What the exercise asks: Repeat all of the data precisely.

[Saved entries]
****************************************

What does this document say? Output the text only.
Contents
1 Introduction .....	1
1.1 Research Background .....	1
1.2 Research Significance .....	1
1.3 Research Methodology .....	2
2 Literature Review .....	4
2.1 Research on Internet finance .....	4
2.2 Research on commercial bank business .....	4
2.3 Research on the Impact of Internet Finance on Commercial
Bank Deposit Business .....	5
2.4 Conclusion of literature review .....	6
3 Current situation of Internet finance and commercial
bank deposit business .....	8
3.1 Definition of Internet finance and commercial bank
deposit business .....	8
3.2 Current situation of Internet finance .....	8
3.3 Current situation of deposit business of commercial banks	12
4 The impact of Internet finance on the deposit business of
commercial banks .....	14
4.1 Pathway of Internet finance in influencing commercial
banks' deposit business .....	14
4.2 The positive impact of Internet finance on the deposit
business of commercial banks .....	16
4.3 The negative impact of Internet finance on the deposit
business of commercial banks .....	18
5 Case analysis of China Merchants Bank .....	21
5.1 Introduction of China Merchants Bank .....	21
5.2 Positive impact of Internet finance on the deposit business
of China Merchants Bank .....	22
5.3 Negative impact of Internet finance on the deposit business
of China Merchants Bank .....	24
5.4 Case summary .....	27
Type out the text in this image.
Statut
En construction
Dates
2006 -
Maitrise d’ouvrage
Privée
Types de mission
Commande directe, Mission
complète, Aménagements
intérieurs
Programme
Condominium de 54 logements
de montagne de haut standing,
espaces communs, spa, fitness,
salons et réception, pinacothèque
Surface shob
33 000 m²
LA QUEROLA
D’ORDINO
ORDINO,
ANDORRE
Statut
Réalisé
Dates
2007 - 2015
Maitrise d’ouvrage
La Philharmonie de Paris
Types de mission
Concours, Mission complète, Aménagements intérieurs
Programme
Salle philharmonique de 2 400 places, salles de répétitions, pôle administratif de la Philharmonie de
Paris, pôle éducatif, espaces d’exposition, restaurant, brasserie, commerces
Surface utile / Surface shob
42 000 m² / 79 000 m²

****************************************

Written solution:
What does this document say? Output the text only.
Contents
1 Introduction .....	1
1.1 Research Background .....	1
1.2 Research Significance .....	1
1.3 Research Methodology .....	2
2 Literature Review .....	4
2.1 Research on Internet finance .....	4
2.2 Research on commercial bank business .....	4
2.3 Research on the Impact of Internet Finance on Commercial
Bank Deposit Business .....	5
2.4 Conclusion of literature review .....	6
3 Current situation of Internet finance and commercial
bank deposit business .....	8
3.1 Definition of Internet finance and commercial bank
deposit business .....	8
3.2 Current situation of Internet finance .....	8
3.3 Current situation of deposit business of commercial banks	12
4 The impact of Internet finance on the deposit business of
commercial banks .....	14
4.1 Pathway of Internet finance in influencing commercial
banks' deposit business .....	14
4.2 The positive impact of Internet finance on the deposit
business of commercial banks .....	16
4.3 The negative impact of Internet finance on the deposit
business of commercial banks .....	18
5 Case analysis of China Merchants Bank .....	21
5.1 Introduction of China Merchants Bank .....	21
5.2 Positive impact of Internet finance on the deposit business
of China Merchants Bank .....	22
5.3 Negative impact of Internet finance on the deposit business
of China Merchants Bank .....	24
5.4 Case summary .....	27
Type out the text in this image.
Statut
En construction
Dates
2006 -
Maitrise d’ouvrage
Privée
Types de mission
Commande directe, Mission
complète, Aménagements
intérieurs
Programme
Condominium de 54 logements
de montagne de haut standing,
espaces communs, spa, fitness,
salons et réception, pinacothèque
Surface shob
33 000 m²
LA QUEROLA
D’ORDINO
ORDINO,
ANDORRE
Statut
Réalisé
Dates
2007 - 2015
Maitrise d’ouvrage
La Philharmonie de Paris
Types de mission
Concours, Mission complète, Aménagements intérieurs
Programme
Salle philharmonique de 2 400 places, salles de répétitions, pôle administratif de la Philharmonie de
Paris, pôle éducatif, espaces d’exposition, restaurant, brasserie, commerces
Surface utile / Surface shob
42 000 m² / 79 000 m²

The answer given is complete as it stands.